§ Given problem
Show all lines from the listing below that contain "this".

[Stored data]
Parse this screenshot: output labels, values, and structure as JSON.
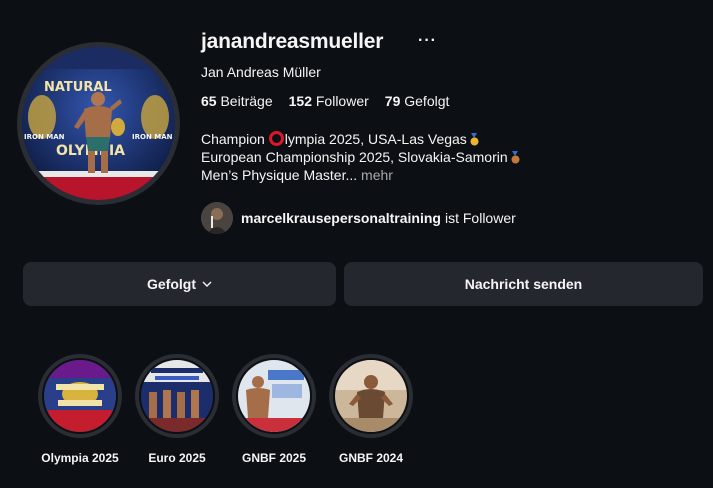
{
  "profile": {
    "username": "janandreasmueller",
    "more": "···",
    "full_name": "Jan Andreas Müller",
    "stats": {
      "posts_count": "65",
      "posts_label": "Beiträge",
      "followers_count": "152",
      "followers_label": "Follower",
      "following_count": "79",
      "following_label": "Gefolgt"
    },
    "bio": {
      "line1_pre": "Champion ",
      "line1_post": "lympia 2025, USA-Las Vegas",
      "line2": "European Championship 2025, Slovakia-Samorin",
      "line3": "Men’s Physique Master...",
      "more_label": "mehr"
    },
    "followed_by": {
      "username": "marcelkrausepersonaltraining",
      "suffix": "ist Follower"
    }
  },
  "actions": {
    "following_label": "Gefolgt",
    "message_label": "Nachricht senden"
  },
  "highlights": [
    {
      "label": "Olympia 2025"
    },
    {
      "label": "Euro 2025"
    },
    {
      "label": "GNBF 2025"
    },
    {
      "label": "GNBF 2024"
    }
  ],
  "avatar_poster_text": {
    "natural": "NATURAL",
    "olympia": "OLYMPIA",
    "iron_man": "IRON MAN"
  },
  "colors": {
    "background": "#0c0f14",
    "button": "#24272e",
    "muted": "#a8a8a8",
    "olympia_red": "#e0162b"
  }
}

---

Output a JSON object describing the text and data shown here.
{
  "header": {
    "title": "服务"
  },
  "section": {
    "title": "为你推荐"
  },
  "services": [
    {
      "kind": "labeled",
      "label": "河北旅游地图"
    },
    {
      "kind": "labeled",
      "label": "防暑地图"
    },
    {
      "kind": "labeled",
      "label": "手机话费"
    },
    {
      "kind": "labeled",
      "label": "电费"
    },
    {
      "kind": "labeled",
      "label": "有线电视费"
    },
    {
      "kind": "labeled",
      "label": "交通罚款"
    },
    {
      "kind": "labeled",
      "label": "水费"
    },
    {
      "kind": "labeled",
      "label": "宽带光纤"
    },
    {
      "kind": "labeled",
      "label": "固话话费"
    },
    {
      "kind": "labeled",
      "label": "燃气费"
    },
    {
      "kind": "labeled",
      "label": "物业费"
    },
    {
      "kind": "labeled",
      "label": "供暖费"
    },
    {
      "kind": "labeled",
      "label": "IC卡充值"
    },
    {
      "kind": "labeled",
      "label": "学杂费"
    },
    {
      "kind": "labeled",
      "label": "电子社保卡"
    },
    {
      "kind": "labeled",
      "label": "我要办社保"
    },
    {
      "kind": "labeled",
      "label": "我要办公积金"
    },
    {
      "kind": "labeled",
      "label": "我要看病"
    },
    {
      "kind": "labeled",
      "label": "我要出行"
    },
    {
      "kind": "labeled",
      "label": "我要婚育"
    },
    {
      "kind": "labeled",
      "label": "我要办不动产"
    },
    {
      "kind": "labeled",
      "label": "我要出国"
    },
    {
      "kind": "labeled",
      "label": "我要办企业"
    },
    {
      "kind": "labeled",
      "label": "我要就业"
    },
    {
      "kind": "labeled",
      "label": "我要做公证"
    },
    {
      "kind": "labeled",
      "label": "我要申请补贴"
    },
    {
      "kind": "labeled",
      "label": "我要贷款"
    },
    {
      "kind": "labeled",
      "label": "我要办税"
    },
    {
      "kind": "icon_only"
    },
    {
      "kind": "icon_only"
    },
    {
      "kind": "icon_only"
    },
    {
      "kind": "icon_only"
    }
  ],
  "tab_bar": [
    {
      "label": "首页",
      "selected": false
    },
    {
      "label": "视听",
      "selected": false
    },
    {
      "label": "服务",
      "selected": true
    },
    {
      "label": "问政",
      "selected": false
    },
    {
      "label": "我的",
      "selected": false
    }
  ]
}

--

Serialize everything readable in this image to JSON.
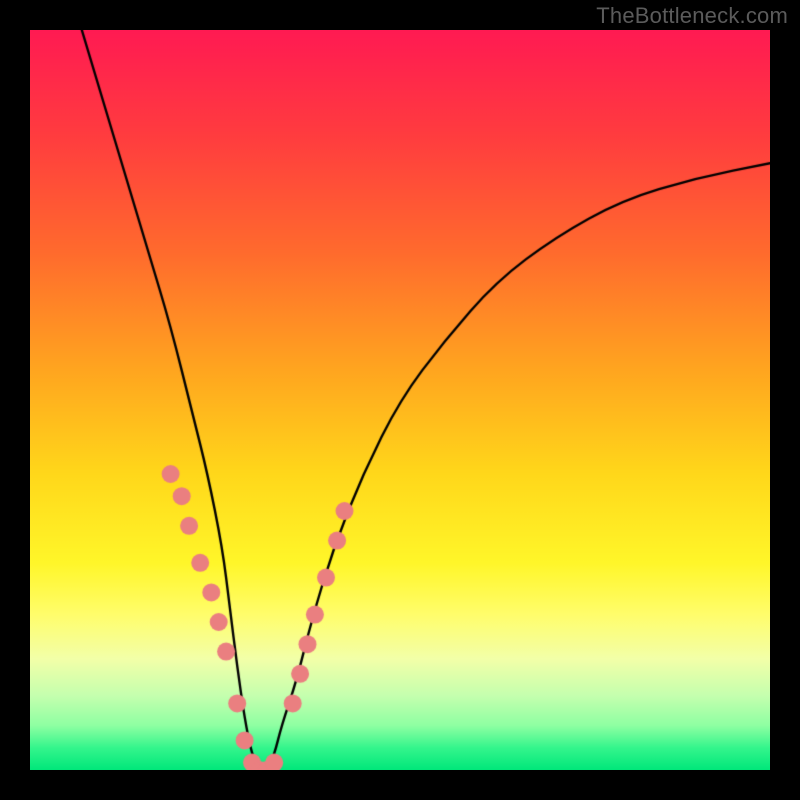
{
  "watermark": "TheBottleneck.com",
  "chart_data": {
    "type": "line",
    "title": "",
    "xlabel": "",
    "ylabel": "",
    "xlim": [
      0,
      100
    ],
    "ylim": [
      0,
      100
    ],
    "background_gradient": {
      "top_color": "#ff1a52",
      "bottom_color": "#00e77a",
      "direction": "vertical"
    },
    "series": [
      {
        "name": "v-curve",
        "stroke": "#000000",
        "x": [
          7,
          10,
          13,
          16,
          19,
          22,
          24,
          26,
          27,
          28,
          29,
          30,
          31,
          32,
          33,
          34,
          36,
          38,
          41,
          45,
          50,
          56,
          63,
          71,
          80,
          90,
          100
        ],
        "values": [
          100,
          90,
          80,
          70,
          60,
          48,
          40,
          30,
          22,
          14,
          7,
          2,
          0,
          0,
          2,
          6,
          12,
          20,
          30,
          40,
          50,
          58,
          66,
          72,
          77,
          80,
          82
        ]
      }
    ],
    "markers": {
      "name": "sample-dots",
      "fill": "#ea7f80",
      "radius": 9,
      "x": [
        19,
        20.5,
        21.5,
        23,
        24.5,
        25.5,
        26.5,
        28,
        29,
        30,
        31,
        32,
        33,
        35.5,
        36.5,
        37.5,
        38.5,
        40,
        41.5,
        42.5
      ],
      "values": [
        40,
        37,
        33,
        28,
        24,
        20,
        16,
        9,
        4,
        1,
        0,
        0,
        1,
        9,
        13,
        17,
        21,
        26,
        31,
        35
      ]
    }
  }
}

§ Exercise response
Parse this screenshot: output labels, values, and structure as JSON.
Serialize everything readable in this image to JSON.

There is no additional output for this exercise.